WHAT TO WORK ON — Reproduce every entry in the listing without alteration.

════════

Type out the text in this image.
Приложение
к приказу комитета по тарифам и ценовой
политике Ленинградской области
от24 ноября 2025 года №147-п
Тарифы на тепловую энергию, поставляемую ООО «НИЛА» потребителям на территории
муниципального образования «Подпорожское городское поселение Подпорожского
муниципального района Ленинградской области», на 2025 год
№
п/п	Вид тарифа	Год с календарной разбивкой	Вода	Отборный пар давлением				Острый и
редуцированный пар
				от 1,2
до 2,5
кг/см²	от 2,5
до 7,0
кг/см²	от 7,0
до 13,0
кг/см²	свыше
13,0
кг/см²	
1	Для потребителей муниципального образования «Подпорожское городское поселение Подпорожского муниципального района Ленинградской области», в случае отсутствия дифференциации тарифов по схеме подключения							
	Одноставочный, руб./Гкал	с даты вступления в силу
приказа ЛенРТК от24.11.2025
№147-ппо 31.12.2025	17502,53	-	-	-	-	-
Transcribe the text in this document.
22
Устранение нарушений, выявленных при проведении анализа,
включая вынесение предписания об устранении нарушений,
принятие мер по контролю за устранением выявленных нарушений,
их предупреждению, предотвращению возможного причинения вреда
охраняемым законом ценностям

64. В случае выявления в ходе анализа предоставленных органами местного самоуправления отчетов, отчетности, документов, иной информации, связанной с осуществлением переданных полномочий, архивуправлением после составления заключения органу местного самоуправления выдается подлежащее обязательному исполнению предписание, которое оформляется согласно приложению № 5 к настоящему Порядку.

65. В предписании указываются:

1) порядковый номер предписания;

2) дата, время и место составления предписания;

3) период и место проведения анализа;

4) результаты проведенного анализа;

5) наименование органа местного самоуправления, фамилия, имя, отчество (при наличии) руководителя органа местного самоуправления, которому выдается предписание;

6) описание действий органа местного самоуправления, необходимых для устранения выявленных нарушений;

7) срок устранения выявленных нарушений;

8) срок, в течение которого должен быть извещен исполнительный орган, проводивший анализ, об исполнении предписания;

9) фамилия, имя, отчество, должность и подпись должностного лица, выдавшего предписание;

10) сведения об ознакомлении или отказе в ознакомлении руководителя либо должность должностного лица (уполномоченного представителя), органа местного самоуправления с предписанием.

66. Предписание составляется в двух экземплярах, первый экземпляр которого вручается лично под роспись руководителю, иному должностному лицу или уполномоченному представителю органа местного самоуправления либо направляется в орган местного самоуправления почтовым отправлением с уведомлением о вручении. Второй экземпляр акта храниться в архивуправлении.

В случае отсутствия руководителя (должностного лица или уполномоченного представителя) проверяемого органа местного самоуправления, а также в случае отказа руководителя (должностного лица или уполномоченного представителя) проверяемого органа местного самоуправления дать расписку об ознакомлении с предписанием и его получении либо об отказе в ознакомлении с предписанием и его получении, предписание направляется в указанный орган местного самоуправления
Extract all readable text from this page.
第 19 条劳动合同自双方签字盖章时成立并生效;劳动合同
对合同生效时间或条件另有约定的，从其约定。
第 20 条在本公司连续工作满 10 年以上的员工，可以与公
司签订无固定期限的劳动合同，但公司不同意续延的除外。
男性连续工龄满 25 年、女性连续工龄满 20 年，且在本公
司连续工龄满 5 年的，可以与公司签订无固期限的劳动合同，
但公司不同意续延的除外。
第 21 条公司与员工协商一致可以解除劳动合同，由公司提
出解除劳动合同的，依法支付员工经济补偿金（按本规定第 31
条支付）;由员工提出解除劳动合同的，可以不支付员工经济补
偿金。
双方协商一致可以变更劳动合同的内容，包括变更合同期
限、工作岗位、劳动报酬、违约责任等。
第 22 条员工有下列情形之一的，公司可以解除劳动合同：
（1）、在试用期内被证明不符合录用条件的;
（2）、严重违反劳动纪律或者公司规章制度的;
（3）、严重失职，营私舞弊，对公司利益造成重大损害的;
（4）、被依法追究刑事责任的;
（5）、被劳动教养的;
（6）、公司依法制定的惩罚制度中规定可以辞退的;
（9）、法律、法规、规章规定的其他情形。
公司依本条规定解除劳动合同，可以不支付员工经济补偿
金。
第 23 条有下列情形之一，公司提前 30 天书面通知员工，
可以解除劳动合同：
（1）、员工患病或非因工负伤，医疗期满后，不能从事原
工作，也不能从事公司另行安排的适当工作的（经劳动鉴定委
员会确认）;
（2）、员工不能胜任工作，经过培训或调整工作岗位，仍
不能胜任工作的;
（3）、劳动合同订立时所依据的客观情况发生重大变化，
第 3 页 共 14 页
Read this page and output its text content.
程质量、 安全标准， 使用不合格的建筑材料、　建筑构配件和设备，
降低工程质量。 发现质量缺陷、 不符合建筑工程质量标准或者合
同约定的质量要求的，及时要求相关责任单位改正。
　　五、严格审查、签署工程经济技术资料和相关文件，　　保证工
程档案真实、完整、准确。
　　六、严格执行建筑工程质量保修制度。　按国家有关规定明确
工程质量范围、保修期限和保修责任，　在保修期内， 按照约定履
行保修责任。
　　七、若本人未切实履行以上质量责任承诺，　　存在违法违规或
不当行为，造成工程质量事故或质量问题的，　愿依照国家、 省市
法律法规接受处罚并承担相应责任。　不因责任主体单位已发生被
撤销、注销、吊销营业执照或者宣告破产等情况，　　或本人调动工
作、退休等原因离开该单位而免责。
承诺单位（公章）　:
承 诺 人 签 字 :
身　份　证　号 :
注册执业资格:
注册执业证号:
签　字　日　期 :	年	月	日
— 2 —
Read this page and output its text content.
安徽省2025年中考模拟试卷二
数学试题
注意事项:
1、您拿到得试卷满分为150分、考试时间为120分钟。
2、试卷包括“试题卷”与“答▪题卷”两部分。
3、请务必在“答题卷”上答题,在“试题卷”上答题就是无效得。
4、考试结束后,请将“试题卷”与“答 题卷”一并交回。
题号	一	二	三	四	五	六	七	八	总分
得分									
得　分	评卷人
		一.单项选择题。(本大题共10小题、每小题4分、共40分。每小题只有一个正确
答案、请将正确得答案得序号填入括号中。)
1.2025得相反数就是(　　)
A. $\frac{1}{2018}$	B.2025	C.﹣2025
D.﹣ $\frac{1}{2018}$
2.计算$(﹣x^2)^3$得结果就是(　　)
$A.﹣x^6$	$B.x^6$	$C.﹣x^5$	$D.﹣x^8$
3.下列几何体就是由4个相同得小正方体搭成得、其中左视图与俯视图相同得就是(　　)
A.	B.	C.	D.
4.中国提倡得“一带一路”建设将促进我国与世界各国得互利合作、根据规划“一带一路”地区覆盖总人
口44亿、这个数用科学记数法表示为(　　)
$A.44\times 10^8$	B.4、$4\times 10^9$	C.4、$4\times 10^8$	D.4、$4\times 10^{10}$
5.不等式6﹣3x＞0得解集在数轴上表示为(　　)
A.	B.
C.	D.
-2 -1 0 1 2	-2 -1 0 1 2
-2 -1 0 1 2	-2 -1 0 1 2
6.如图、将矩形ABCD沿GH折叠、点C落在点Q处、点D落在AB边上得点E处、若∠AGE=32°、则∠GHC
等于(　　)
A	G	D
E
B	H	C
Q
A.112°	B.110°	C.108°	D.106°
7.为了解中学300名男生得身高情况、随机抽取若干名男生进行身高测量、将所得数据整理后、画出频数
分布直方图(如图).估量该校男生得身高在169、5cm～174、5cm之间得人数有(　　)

════════

REPLY TO THE TASK —
Type out the text in this image.
Приложение
к приказу комитета по тарифам и ценовой
политике Ленинградской области
от24 ноября 2025 года №147-п
Тарифы на тепловую энергию, поставляемую ООО «НИЛА» потребителям на территории
муниципального образования «Подпорожское городское поселение Подпорожского
муниципального района Ленинградской области», на 2025 год
№
п/п	Вид тарифа	Год с календарной разбивкой	Вода	Отборный пар давлением				Острый и
редуцированный пар
				от 1,2
до 2,5
кг/см²	от 2,5
до 7,0
кг/см²	от 7,0
до 13,0
кг/см²	свыше
13,0
кг/см²	
1	Для потребителей муниципального образования «Подпорожское городское поселение Подпорожского муниципального района Ленинградской области», в случае отсутствия дифференциации тарифов по схеме подключения							
	Одноставочный, руб./Гкал	с даты вступления в силу
приказа ЛенРТК от24.11.2025
№147-ппо 31.12.2025	17502,53	-	-	-	-	-
Transcribe the text in this document.
22
Устранение нарушений, выявленных при проведении анализа,
включая вынесение предписания об устранении нарушений,
принятие мер по контролю за устранением выявленных нарушений,
их предупреждению, предотвращению возможного причинения вреда
охраняемым законом ценностям

64. В случае выявления в ходе анализа предоставленных органами местного самоуправления отчетов, отчетности, документов, иной информации, связанной с осуществлением переданных полномочий, архивуправлением после составления заключения органу местного самоуправления выдается подлежащее обязательному исполнению предписание, которое оформляется согласно приложению № 5 к настоящему Порядку.

65. В предписании указываются:

1) порядковый номер предписания;

2) дата, время и место составления предписания;

3) период и место проведения анализа;

4) результаты проведенного анализа;

5) наименование органа местного самоуправления, фамилия, имя, отчество (при наличии) руководителя органа местного самоуправления, которому выдается предписание;

6) описание действий органа местного самоуправления, необходимых для устранения выявленных нарушений;

7) срок устранения выявленных нарушений;

8) срок, в течение которого должен быть извещен исполнительный орган, проводивший анализ, об исполнении предписания;

9) фамилия, имя, отчество, должность и подпись должностного лица, выдавшего предписание;

10) сведения об ознакомлении или отказе в ознакомлении руководителя либо должность должностного лица (уполномоченного представителя), органа местного самоуправления с предписанием.

66. Предписание составляется в двух экземплярах, первый экземпляр которого вручается лично под роспись руководителю, иному должностному лицу или уполномоченному представителю органа местного самоуправления либо направляется в орган местного самоуправления почтовым отправлением с уведомлением о вручении. Второй экземпляр акта храниться в архивуправлении.

В случае отсутствия руководителя (должностного лица или уполномоченного представителя) проверяемого органа местного самоуправления, а также в случае отказа руководителя (должностного лица или уполномоченного представителя) проверяемого органа местного самоуправления дать расписку об ознакомлении с предписанием и его получении либо об отказе в ознакомлении с предписанием и его получении, предписание направляется в указанный орган местного самоуправления
Extract all readable text from this page.
第 19 条劳动合同自双方签字盖章时成立并生效;劳动合同
对合同生效时间或条件另有约定的，从其约定。
第 20 条在本公司连续工作满 10 年以上的员工，可以与公
司签订无固定期限的劳动合同，但公司不同意续延的除外。
男性连续工龄满 25 年、女性连续工龄满 20 年，且在本公
司连续工龄满 5 年的，可以与公司签订无固期限的劳动合同，
但公司不同意续延的除外。
第 21 条公司与员工协商一致可以解除劳动合同，由公司提
出解除劳动合同的，依法支付员工经济补偿金（按本规定第 31
条支付）;由员工提出解除劳动合同的，可以不支付员工经济补
偿金。
双方协商一致可以变更劳动合同的内容，包括变更合同期
限、工作岗位、劳动报酬、违约责任等。
第 22 条员工有下列情形之一的，公司可以解除劳动合同：
（1）、在试用期内被证明不符合录用条件的;
（2）、严重违反劳动纪律或者公司规章制度的;
（3）、严重失职，营私舞弊，对公司利益造成重大损害的;
（4）、被依法追究刑事责任的;
（5）、被劳动教养的;
（6）、公司依法制定的惩罚制度中规定可以辞退的;
（9）、法律、法规、规章规定的其他情形。
公司依本条规定解除劳动合同，可以不支付员工经济补偿
金。
第 23 条有下列情形之一，公司提前 30 天书面通知员工，
可以解除劳动合同：
（1）、员工患病或非因工负伤，医疗期满后，不能从事原
工作，也不能从事公司另行安排的适当工作的（经劳动鉴定委
员会确认）;
（2）、员工不能胜任工作，经过培训或调整工作岗位，仍
不能胜任工作的;
（3）、劳动合同订立时所依据的客观情况发生重大变化，
第 3 页 共 14 页
Read this page and output its text content.
程质量、 安全标准， 使用不合格的建筑材料、　建筑构配件和设备，
降低工程质量。 发现质量缺陷、 不符合建筑工程质量标准或者合
同约定的质量要求的，及时要求相关责任单位改正。
　　五、严格审查、签署工程经济技术资料和相关文件，　　保证工
程档案真实、完整、准确。
　　六、严格执行建筑工程质量保修制度。　按国家有关规定明确
工程质量范围、保修期限和保修责任，　在保修期内， 按照约定履
行保修责任。
　　七、若本人未切实履行以上质量责任承诺，　　存在违法违规或
不当行为，造成工程质量事故或质量问题的，　愿依照国家、 省市
法律法规接受处罚并承担相应责任。　不因责任主体单位已发生被
撤销、注销、吊销营业执照或者宣告破产等情况，　　或本人调动工
作、退休等原因离开该单位而免责。
承诺单位（公章）　:
承 诺 人 签 字 :
身　份　证　号 :
注册执业资格:
注册执业证号:
签　字　日　期 :	年	月	日
— 2 —
Read this page and output its text content.
安徽省2025年中考模拟试卷二
数学试题
注意事项:
1、您拿到得试卷满分为150分、考试时间为120分钟。
2、试卷包括“试题卷”与“答▪题卷”两部分。
3、请务必在“答题卷”上答题,在“试题卷”上答题就是无效得。
4、考试结束后,请将“试题卷”与“答 题卷”一并交回。
题号	一	二	三	四	五	六	七	八	总分
得分									
得　分	评卷人
		一.单项选择题。(本大题共10小题、每小题4分、共40分。每小题只有一个正确
答案、请将正确得答案得序号填入括号中。)
1.2025得相反数就是(　　)
A. $\frac{1}{2018}$	B.2025	C.﹣2025
D.﹣ $\frac{1}{2018}$
2.计算$(﹣x^2)^3$得结果就是(　　)
$A.﹣x^6$	$B.x^6$	$C.﹣x^5$	$D.﹣x^8$
3.下列几何体就是由4个相同得小正方体搭成得、其中左视图与俯视图相同得就是(　　)
A.	B.	C.	D.
4.中国提倡得“一带一路”建设将促进我国与世界各国得互利合作、根据规划“一带一路”地区覆盖总人
口44亿、这个数用科学记数法表示为(　　)
$A.44\times 10^8$	B.4、$4\times 10^9$	C.4、$4\times 10^8$	D.4、$4\times 10^{10}$
5.不等式6﹣3x＞0得解集在数轴上表示为(　　)
A.	B.
C.	D.
-2 -1 0 1 2	-2 -1 0 1 2
-2 -1 0 1 2	-2 -1 0 1 2
6.如图、将矩形ABCD沿GH折叠、点C落在点Q处、点D落在AB边上得点E处、若∠AGE=32°、则∠GHC
等于(　　)
A	G	D
E
B	H	C
Q
A.112°	B.110°	C.108°	D.106°
7.为了解中学300名男生得身高情况、随机抽取若干名男生进行身高测量、将所得数据整理后、画出频数
分布直方图(如图).估量该校男生得身高在169、5cm～174、5cm之间得人数有(　　)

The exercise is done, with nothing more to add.